Quote the listing in full, exactly as given, minus any pictures.

···

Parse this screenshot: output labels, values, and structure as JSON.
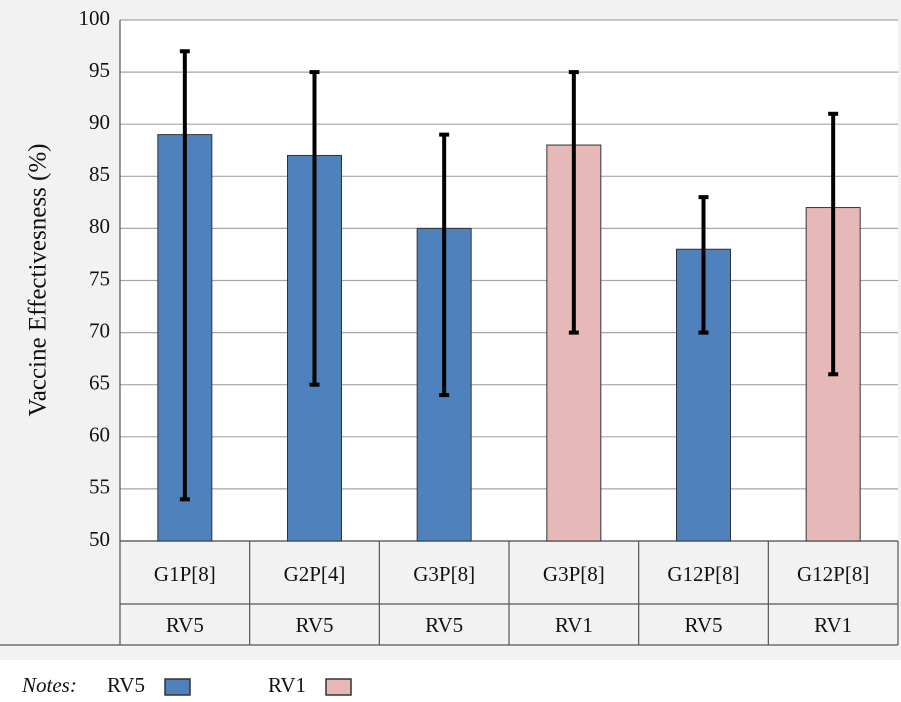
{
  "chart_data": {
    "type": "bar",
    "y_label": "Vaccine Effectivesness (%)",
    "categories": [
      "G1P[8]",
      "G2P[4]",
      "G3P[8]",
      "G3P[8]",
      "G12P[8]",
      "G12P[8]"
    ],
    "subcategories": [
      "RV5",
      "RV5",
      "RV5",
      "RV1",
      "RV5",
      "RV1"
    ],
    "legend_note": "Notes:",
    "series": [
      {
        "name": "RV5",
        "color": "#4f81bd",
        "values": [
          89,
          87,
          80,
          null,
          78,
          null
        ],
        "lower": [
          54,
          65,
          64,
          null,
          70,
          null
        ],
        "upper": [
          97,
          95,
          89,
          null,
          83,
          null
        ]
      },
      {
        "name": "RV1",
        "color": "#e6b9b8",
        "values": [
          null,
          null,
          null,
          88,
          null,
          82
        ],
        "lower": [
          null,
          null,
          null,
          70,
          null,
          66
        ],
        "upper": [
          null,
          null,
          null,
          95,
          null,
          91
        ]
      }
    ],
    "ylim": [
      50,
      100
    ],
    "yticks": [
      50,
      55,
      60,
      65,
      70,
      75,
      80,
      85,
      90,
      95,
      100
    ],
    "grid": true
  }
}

···

# [Response to the task]
Parse this screenshot: output labels, values, and structure as JSON.
{
  "chart_data": {
    "type": "bar",
    "y_label": "Vaccine Effectivesness (%)",
    "categories": [
      "G1P[8]",
      "G2P[4]",
      "G3P[8]",
      "G3P[8]",
      "G12P[8]",
      "G12P[8]"
    ],
    "subcategories": [
      "RV5",
      "RV5",
      "RV5",
      "RV1",
      "RV5",
      "RV1"
    ],
    "legend_note": "Notes:",
    "series": [
      {
        "name": "RV5",
        "color": "#4f81bd",
        "values": [
          89,
          87,
          80,
          null,
          78,
          null
        ],
        "lower": [
          54,
          65,
          64,
          null,
          70,
          null
        ],
        "upper": [
          97,
          95,
          89,
          null,
          83,
          null
        ]
      },
      {
        "name": "RV1",
        "color": "#e6b9b8",
        "values": [
          null,
          null,
          null,
          88,
          null,
          82
        ],
        "lower": [
          null,
          null,
          null,
          70,
          null,
          66
        ],
        "upper": [
          null,
          null,
          null,
          95,
          null,
          91
        ]
      }
    ],
    "ylim": [
      50,
      100
    ],
    "yticks": [
      50,
      55,
      60,
      65,
      70,
      75,
      80,
      85,
      90,
      95,
      100
    ],
    "grid": true
  }
}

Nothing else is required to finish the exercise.